** start of DATA FOR PROCESSING **

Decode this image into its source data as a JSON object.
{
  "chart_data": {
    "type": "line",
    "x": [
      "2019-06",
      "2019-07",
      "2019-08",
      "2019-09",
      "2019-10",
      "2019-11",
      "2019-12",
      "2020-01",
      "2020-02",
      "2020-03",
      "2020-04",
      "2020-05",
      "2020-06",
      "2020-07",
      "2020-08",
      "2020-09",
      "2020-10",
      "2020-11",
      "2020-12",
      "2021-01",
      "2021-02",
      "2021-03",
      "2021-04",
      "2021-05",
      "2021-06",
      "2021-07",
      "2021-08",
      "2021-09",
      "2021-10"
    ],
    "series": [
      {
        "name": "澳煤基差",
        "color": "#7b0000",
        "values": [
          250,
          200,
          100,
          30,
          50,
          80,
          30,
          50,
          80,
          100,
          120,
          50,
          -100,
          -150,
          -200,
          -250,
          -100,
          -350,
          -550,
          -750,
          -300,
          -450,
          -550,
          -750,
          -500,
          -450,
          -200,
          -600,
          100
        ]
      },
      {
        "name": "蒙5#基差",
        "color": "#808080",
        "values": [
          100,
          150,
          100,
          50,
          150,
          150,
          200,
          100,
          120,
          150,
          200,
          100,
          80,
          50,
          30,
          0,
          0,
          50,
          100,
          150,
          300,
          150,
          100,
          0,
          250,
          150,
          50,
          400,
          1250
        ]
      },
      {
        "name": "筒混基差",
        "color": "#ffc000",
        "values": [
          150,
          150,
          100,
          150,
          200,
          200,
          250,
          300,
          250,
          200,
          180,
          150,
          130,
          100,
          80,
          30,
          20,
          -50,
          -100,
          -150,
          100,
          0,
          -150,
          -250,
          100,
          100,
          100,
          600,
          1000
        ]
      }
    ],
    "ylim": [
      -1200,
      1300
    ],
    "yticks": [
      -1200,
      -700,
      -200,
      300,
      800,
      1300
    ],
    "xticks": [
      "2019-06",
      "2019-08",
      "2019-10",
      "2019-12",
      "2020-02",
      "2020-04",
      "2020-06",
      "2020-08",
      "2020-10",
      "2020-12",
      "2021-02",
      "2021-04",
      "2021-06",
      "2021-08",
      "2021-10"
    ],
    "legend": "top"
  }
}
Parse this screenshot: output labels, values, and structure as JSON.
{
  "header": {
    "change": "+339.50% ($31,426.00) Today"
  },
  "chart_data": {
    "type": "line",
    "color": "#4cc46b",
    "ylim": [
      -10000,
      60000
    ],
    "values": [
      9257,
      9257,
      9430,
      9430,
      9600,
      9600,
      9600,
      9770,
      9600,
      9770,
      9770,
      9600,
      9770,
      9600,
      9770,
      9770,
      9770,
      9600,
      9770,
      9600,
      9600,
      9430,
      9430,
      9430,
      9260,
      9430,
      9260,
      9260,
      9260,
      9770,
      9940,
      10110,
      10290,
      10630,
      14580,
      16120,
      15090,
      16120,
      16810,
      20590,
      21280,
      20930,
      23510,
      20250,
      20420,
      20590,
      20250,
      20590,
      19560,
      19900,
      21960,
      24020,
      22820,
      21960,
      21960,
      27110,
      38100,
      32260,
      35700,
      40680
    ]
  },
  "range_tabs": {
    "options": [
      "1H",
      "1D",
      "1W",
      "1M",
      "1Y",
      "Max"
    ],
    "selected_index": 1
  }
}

** end of DATA FOR PROCESSING **

### GOAL OF THE EXERCISE
Copy out each line of the records that holds the string "color".

### SOLUTION TO THIS PROBLEM
        "color": "#7b0000",
        "color": "#808080",
        "color": "#ffc000",
    "color": "#4cc46b",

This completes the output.